▶ _Set task_
Copy only those lines which run from the line containing "OCR this image." to the end of the entries below, both inclusive, exactly as written and with no pictures.

▶ _Dataset rows_
**********
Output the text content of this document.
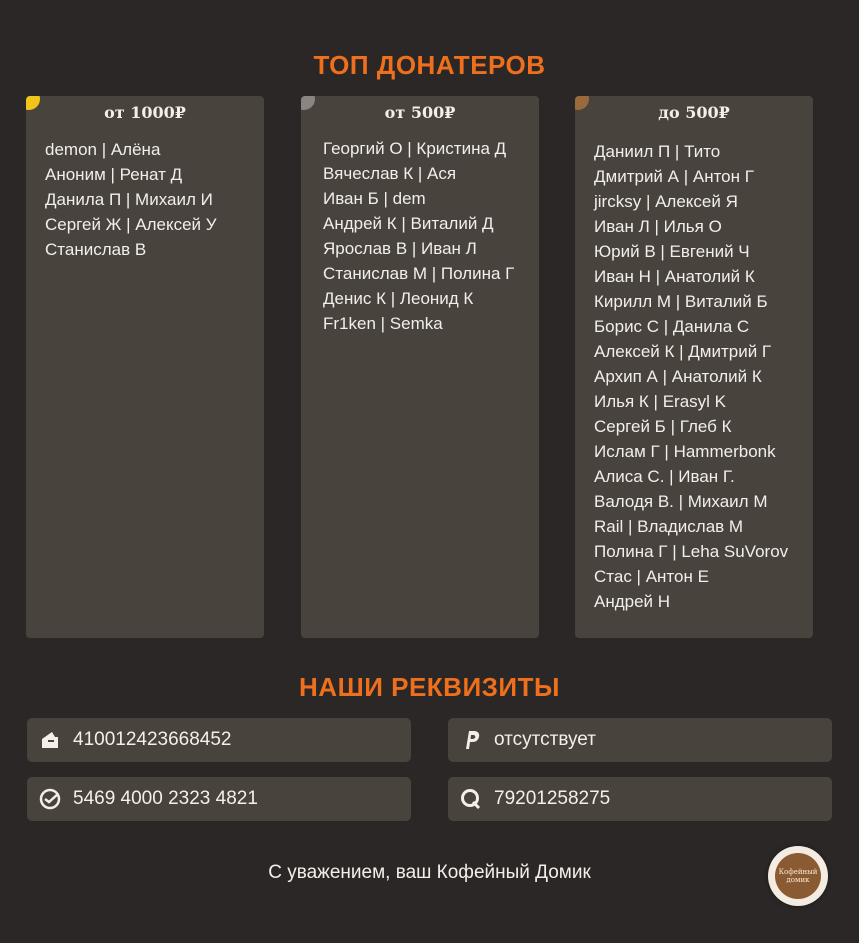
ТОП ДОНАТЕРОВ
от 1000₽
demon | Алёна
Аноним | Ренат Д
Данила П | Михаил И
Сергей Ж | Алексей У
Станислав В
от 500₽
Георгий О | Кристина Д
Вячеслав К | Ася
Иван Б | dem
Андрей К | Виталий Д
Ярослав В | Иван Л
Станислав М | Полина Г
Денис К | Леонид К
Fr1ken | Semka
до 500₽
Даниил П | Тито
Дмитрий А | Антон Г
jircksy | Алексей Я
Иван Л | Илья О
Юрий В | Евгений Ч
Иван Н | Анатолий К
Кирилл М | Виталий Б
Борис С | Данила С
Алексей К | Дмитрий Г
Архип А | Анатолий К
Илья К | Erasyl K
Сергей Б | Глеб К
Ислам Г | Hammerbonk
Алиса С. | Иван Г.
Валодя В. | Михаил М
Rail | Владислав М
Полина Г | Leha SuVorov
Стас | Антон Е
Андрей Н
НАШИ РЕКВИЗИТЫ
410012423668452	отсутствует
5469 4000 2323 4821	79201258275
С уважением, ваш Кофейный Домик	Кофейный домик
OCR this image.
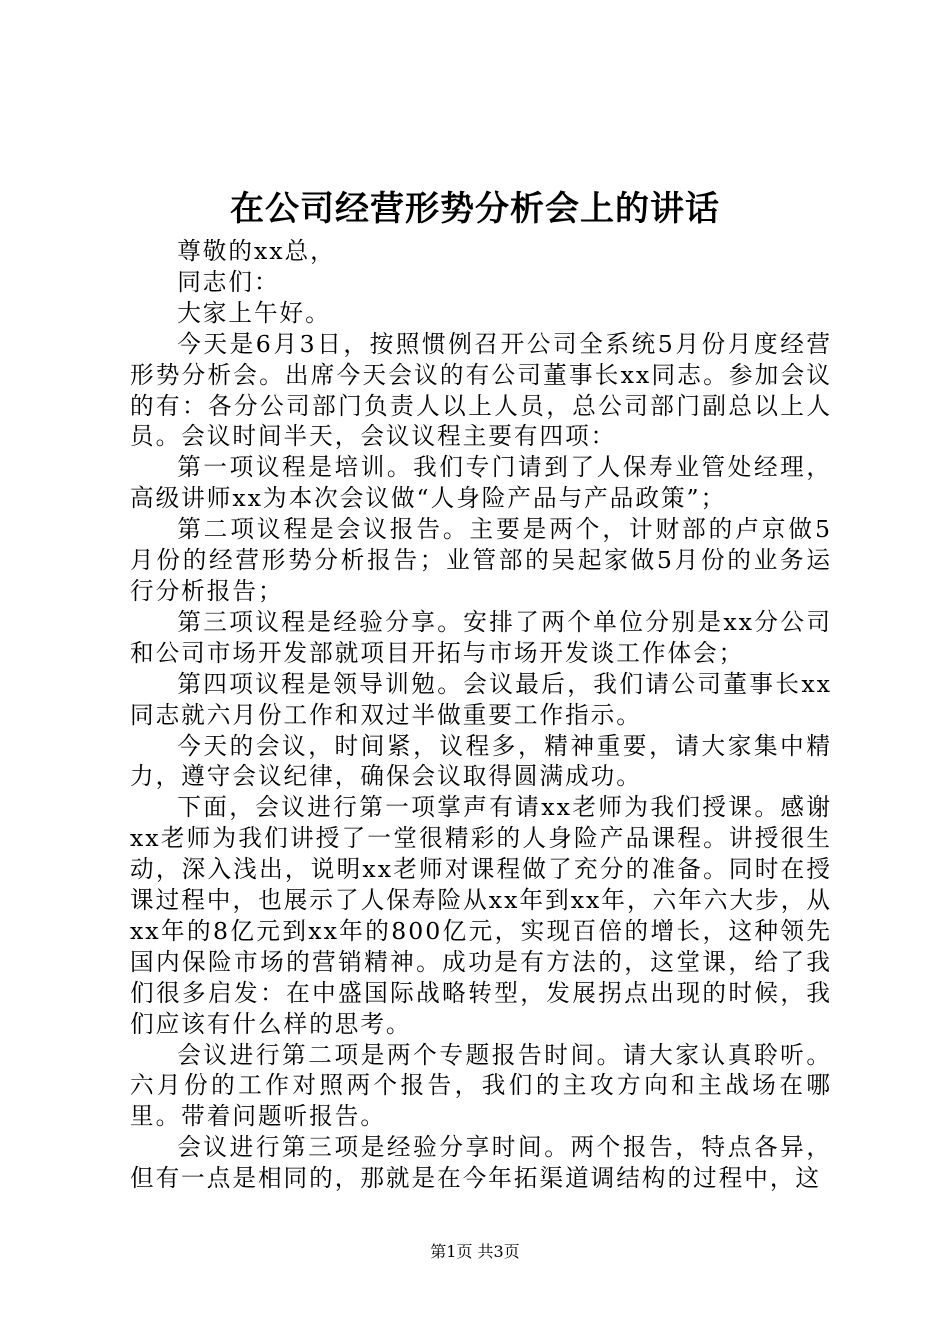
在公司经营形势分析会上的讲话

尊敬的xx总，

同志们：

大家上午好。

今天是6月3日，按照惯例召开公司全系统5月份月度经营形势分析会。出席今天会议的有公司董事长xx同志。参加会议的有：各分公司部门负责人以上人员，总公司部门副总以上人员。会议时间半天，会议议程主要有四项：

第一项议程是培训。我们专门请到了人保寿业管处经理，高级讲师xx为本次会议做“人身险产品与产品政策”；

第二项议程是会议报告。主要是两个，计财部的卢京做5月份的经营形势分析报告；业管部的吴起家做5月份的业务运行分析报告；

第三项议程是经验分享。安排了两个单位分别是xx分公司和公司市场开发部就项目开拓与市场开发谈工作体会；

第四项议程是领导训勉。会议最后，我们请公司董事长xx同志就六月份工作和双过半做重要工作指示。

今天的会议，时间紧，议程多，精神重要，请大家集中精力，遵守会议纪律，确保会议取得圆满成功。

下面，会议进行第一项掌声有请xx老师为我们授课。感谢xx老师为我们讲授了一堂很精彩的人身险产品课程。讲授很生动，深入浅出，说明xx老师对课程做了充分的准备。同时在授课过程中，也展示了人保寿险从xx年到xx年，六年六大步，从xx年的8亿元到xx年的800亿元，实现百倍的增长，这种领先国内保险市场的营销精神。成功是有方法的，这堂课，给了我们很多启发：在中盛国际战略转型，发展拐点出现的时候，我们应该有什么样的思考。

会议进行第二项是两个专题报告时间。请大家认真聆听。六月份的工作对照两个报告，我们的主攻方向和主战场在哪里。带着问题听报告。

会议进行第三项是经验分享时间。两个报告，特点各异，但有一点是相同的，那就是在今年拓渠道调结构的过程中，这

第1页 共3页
**********
▶ _Task response_
OCR this image.
在公司经营形势分析会上的讲话

尊敬的xx总，

同志们：

大家上午好。

今天是6月3日，按照惯例召开公司全系统5月份月度经营形势分析会。出席今天会议的有公司董事长xx同志。参加会议的有：各分公司部门负责人以上人员，总公司部门副总以上人员。会议时间半天，会议议程主要有四项：

第一项议程是培训。我们专门请到了人保寿业管处经理，高级讲师xx为本次会议做“人身险产品与产品政策”；

第二项议程是会议报告。主要是两个，计财部的卢京做5月份的经营形势分析报告；业管部的吴起家做5月份的业务运行分析报告；

第三项议程是经验分享。安排了两个单位分别是xx分公司和公司市场开发部就项目开拓与市场开发谈工作体会；

第四项议程是领导训勉。会议最后，我们请公司董事长xx同志就六月份工作和双过半做重要工作指示。

今天的会议，时间紧，议程多，精神重要，请大家集中精力，遵守会议纪律，确保会议取得圆满成功。

下面，会议进行第一项掌声有请xx老师为我们授课。感谢xx老师为我们讲授了一堂很精彩的人身险产品课程。讲授很生动，深入浅出，说明xx老师对课程做了充分的准备。同时在授课过程中，也展示了人保寿险从xx年到xx年，六年六大步，从xx年的8亿元到xx年的800亿元，实现百倍的增长，这种领先国内保险市场的营销精神。成功是有方法的，这堂课，给了我们很多启发：在中盛国际战略转型，发展拐点出现的时候，我们应该有什么样的思考。

会议进行第二项是两个专题报告时间。请大家认真聆听。六月份的工作对照两个报告，我们的主攻方向和主战场在哪里。带着问题听报告。

会议进行第三项是经验分享时间。两个报告，特点各异，但有一点是相同的，那就是在今年拓渠道调结构的过程中，这

第1页 共3页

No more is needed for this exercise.